• [SUPPLIED MATERIAL]
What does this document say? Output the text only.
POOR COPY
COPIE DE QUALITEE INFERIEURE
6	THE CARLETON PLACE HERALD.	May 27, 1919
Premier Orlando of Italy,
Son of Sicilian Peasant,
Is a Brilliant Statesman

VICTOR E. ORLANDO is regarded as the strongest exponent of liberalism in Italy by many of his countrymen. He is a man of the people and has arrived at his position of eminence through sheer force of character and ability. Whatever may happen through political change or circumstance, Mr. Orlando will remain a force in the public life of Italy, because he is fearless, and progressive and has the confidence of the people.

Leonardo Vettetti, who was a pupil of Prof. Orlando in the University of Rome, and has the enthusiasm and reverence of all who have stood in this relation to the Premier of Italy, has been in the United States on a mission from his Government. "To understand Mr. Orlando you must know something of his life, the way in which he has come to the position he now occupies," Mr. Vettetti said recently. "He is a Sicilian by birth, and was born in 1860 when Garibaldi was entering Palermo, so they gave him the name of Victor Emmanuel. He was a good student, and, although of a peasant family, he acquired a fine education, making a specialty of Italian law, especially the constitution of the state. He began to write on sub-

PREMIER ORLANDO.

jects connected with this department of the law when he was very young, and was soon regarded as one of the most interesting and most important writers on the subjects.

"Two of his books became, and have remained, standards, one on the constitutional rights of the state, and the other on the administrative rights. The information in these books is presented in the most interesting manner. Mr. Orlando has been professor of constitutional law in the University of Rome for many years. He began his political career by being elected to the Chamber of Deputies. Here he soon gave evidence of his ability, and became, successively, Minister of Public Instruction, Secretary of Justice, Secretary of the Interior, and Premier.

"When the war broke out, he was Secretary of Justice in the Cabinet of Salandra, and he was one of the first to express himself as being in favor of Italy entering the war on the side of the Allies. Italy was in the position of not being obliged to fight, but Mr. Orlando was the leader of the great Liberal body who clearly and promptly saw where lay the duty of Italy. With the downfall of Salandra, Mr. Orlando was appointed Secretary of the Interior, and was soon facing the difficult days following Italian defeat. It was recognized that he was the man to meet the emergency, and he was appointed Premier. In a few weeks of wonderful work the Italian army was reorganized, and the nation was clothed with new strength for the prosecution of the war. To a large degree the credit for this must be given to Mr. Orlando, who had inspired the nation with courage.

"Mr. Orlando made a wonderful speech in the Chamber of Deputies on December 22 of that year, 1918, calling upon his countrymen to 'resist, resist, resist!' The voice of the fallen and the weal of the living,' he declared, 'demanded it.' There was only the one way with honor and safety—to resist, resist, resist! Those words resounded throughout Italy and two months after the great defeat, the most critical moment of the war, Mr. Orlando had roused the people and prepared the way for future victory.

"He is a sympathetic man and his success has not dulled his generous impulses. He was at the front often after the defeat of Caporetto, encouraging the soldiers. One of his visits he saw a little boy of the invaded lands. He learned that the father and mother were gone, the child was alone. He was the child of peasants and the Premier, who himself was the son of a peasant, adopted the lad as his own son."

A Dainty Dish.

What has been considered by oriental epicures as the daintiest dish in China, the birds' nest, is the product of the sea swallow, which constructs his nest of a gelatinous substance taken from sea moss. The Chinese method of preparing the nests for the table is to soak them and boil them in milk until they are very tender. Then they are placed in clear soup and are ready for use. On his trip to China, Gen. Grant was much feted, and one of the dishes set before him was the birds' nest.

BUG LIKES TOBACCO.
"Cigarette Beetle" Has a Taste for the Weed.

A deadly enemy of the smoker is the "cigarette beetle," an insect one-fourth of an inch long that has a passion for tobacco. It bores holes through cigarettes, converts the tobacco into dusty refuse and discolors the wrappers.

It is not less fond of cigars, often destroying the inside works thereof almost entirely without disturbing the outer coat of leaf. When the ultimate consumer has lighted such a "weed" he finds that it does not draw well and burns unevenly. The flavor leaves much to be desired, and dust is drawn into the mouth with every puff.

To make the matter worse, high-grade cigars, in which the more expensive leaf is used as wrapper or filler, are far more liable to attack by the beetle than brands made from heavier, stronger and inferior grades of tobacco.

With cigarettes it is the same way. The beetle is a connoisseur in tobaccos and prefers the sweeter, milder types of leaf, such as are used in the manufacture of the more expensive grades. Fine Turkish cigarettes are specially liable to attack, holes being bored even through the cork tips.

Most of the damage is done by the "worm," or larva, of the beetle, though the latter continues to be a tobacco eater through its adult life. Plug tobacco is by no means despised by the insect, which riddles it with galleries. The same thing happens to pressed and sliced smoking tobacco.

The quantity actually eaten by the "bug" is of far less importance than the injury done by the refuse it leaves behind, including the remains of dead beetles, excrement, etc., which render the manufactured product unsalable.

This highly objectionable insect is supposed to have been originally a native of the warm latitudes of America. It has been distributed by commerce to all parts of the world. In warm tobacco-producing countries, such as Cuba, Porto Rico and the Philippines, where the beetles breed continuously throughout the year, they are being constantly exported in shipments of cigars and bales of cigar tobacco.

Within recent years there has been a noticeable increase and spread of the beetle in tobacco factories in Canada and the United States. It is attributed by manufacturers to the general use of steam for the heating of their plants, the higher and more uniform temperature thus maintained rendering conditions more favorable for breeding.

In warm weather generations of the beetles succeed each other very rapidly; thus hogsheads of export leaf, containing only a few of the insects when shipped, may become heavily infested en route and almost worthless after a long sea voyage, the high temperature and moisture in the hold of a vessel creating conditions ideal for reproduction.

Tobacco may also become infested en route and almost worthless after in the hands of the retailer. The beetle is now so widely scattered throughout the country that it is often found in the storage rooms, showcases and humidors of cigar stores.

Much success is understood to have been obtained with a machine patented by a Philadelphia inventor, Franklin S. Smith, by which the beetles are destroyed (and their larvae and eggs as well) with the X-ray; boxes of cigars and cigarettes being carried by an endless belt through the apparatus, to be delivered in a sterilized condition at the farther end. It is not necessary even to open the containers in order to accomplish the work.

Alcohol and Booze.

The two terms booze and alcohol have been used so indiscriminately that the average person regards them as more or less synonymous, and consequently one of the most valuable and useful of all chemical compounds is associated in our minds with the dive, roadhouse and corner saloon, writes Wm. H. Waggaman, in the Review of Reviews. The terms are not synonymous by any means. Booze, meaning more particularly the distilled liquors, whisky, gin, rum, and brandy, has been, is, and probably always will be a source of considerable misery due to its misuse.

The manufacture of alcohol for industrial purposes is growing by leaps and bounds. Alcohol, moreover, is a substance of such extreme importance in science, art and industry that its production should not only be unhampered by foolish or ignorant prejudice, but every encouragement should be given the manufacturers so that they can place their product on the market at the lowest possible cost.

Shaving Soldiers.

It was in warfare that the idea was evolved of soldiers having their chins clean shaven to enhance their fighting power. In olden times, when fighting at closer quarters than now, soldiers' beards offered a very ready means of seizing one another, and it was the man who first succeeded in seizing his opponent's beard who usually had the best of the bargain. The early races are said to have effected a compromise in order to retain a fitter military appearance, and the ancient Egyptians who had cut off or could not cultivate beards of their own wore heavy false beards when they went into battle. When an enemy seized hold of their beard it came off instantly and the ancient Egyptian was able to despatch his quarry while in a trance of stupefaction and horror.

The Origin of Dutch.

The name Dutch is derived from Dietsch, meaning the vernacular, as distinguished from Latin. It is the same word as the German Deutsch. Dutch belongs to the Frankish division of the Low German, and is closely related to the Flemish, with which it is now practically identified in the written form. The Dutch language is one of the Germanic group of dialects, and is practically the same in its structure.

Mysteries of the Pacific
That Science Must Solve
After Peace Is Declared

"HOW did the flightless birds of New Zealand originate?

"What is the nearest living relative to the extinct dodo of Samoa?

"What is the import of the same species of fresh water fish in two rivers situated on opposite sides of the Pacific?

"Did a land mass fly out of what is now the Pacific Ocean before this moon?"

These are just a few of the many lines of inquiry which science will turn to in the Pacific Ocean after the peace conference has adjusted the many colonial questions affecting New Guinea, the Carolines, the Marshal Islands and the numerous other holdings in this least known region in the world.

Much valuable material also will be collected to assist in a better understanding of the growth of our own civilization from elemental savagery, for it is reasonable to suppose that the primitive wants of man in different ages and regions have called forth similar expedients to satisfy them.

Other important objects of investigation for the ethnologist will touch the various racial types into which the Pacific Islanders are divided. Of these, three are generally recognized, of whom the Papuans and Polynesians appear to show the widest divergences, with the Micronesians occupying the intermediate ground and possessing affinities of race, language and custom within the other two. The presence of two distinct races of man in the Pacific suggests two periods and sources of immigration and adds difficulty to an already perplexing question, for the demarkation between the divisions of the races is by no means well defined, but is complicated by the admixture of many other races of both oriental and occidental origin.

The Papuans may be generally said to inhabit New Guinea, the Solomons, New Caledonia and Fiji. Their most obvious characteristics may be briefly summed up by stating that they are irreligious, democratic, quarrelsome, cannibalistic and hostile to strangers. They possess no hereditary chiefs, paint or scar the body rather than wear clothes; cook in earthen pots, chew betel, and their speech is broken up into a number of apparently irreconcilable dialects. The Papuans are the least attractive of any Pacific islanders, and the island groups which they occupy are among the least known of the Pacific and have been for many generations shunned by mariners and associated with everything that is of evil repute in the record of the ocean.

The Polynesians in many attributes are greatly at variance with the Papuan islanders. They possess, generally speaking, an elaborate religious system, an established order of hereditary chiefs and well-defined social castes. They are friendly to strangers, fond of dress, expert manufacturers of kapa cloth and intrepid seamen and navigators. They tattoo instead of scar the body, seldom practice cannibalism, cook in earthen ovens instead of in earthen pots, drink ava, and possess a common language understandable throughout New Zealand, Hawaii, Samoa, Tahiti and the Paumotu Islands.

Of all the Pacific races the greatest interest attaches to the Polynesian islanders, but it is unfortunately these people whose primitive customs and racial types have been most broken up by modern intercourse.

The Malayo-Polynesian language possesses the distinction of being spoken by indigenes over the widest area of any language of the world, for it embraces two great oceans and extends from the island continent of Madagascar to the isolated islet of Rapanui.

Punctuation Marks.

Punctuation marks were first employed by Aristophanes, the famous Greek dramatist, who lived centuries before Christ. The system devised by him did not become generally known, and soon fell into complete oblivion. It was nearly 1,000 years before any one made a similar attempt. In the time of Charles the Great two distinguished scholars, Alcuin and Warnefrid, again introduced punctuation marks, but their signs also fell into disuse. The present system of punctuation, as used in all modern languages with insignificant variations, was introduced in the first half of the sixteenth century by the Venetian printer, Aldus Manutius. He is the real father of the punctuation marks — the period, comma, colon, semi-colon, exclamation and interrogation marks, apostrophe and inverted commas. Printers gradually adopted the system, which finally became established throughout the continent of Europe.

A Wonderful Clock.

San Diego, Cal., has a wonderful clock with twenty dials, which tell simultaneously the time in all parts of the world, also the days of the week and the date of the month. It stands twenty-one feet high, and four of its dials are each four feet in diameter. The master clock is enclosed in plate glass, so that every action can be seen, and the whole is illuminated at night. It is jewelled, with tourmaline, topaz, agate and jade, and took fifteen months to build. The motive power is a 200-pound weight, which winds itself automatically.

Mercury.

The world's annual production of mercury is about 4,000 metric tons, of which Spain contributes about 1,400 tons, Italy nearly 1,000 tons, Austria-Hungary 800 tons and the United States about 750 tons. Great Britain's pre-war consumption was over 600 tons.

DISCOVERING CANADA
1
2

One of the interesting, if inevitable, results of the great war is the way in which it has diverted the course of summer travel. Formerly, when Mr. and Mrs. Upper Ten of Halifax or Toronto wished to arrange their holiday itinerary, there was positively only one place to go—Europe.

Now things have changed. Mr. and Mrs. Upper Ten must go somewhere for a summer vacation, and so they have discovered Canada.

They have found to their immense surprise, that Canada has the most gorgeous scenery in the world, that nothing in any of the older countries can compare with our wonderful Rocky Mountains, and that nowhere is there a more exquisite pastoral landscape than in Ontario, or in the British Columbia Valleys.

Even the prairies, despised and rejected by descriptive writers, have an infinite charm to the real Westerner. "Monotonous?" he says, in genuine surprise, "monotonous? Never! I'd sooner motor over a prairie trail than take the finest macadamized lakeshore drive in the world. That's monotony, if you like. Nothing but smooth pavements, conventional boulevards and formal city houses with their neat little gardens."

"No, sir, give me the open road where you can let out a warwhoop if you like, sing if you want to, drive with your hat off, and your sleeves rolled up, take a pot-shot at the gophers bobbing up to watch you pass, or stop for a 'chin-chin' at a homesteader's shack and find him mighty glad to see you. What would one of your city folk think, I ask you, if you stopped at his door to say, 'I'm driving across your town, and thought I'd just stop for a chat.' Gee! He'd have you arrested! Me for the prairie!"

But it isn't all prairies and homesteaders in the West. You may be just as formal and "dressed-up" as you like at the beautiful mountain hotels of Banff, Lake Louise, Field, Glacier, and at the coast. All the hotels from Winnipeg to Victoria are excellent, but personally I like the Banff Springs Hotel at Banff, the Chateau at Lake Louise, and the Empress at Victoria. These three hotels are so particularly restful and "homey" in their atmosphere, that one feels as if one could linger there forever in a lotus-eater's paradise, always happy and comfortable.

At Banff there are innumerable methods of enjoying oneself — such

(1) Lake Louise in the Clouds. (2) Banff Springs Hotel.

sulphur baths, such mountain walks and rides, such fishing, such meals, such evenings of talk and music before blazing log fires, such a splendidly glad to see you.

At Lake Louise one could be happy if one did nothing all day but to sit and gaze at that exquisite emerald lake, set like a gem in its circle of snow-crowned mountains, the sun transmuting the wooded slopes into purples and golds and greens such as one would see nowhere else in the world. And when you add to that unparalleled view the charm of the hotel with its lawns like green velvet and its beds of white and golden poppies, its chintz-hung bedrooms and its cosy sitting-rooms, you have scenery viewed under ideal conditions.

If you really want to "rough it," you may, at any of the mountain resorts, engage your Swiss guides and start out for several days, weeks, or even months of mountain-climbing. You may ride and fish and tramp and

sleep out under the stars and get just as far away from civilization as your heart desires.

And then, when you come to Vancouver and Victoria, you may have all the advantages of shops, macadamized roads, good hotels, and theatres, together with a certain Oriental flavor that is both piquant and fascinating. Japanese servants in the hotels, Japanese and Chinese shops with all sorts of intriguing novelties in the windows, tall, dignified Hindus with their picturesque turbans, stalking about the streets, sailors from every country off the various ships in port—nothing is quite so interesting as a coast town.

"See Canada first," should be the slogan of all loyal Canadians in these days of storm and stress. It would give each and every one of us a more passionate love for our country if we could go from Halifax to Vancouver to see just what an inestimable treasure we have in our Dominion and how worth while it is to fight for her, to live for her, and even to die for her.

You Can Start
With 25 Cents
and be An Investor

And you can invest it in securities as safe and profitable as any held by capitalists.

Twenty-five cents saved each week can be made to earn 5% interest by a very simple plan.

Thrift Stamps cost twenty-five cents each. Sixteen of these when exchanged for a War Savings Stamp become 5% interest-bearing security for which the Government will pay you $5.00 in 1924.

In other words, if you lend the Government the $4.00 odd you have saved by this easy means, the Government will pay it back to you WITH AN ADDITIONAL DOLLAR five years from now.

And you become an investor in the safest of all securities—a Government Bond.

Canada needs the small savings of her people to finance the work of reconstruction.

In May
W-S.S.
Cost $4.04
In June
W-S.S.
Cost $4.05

• [TASK GOAL]
The required output is every line above that contains the string "securities".

• [WRITTEN ANSWER]
And you can invest it in securities as safe and profitable as any held by capitalists.
And you become an investor in the safest of all securities—a Government Bond.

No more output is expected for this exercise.